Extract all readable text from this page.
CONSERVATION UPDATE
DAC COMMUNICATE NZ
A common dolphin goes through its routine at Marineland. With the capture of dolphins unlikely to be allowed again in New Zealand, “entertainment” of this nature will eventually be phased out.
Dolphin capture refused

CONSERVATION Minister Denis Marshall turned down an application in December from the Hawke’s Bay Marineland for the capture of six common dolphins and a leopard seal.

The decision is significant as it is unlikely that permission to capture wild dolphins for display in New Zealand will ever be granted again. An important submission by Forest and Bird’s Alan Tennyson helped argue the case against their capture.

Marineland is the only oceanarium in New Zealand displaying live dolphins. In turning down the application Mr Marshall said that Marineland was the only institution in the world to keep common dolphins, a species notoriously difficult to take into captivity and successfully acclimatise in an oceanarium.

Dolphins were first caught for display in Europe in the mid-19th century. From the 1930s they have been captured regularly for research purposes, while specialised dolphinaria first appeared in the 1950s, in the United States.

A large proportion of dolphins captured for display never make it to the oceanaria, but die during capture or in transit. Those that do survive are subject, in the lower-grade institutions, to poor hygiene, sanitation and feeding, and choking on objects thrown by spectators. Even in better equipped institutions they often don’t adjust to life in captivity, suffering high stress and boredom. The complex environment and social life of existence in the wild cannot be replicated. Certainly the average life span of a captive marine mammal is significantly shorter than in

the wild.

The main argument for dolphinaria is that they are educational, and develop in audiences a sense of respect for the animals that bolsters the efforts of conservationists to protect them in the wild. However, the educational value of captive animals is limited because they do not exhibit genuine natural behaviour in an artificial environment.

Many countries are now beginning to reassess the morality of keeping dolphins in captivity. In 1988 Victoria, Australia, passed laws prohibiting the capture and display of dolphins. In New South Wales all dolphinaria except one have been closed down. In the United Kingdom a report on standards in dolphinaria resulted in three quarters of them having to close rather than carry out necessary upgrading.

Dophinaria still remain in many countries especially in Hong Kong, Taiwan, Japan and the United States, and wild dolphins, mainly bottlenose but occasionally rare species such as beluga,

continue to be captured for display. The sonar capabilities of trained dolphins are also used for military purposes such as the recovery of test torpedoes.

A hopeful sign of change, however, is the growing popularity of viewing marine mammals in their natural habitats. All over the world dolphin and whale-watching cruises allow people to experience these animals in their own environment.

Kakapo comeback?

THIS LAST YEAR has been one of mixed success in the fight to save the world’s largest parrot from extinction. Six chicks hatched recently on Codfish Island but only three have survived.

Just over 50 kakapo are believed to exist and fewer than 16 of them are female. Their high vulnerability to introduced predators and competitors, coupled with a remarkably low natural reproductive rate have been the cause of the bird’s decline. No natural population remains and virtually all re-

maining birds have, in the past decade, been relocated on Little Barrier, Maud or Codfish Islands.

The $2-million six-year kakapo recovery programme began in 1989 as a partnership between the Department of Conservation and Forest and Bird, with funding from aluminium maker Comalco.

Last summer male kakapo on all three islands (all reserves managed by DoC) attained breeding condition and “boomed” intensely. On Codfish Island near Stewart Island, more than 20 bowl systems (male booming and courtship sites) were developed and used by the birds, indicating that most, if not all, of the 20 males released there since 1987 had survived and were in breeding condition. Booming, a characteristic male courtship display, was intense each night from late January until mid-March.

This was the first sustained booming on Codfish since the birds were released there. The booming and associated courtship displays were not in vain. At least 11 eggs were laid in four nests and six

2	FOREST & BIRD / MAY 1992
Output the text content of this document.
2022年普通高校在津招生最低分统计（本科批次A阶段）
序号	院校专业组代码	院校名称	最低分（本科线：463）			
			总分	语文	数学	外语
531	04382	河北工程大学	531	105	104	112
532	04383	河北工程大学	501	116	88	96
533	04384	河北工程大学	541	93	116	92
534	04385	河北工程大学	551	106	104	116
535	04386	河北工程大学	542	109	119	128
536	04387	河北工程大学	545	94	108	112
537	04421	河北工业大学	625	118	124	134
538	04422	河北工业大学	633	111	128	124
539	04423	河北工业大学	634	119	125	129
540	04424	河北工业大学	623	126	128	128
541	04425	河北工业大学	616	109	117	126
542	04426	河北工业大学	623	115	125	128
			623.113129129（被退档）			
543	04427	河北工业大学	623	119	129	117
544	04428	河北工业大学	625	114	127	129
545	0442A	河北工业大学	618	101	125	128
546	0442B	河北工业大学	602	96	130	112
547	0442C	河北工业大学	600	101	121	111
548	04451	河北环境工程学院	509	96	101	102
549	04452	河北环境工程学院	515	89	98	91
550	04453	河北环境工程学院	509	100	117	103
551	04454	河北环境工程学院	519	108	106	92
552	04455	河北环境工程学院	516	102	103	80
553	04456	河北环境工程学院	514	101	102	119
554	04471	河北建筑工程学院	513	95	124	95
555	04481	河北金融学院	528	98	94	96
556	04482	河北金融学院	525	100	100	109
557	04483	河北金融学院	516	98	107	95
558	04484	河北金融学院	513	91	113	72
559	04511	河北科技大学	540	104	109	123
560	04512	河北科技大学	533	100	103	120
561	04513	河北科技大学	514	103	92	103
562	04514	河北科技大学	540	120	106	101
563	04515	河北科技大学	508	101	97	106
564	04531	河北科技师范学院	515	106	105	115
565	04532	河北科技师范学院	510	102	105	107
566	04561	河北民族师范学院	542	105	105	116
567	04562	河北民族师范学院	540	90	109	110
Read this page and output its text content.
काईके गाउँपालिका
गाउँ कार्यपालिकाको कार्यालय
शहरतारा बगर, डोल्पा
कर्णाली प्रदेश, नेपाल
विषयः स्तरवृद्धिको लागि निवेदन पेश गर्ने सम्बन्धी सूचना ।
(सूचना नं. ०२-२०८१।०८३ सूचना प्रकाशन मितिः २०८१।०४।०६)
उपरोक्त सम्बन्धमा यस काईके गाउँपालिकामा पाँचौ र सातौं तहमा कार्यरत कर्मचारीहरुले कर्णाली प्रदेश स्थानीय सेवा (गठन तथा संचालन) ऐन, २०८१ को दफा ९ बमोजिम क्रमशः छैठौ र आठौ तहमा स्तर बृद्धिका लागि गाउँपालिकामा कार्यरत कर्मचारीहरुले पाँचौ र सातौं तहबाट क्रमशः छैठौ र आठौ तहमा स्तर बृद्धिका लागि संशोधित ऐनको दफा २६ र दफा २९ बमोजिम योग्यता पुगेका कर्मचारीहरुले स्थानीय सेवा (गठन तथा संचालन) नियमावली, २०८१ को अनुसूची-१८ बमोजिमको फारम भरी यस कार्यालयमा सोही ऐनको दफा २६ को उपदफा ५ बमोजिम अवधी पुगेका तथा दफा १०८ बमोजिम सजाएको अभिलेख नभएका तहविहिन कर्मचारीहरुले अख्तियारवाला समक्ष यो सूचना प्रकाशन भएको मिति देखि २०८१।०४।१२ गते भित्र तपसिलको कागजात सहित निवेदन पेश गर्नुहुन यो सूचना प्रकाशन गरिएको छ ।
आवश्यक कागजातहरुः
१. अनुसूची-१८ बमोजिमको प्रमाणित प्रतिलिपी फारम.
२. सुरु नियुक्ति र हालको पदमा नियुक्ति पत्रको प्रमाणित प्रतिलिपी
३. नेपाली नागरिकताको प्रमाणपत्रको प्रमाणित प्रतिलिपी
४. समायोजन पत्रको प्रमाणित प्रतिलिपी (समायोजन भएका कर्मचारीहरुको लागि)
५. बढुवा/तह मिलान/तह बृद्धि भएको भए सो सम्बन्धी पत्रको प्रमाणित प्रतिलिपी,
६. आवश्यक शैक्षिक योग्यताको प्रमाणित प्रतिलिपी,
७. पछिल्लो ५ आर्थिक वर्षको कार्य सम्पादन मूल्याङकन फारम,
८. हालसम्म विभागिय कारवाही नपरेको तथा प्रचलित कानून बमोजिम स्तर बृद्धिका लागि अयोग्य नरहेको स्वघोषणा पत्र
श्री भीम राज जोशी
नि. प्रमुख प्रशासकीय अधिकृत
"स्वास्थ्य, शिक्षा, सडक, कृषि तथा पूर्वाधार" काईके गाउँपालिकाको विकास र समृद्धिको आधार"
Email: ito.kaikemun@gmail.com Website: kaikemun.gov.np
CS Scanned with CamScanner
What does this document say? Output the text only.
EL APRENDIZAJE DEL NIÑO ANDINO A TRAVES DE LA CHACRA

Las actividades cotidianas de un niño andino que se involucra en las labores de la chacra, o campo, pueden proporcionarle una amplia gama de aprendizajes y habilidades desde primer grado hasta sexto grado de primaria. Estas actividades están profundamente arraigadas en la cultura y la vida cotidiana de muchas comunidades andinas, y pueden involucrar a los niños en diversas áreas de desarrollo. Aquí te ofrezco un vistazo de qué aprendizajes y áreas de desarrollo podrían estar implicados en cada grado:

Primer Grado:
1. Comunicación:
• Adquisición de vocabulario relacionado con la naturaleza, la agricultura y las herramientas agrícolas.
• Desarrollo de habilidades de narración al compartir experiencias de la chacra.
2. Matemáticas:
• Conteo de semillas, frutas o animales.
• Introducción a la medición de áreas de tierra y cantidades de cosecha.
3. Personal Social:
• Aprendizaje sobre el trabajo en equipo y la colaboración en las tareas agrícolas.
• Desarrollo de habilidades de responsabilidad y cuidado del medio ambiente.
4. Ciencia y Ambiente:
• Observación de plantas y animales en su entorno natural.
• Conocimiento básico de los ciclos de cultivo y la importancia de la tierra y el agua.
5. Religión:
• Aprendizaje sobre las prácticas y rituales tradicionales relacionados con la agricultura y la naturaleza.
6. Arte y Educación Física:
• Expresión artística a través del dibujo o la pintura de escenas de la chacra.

_Directive_.
Report all lines of the material that contain the word "河北工业大学".

_Worked solution_.
537	04421	河北工业大学	625	118	124	134
538	04422	河北工业大学	633	111	128	124
539	04423	河北工业大学	634	119	125	129
540	04424	河北工业大学	623	126	128	128
541	04425	河北工业大学	616	109	117	126
542	04426	河北工业大学	623	115	125	128
543	04427	河北工业大学	623	119	129	117
544	04428	河北工业大学	625	114	127	129
545	0442A	河北工业大学	618	101	125	128
546	0442B	河北工业大学	602	96	130	112
547	0442C	河北工业大学	600	101	121	111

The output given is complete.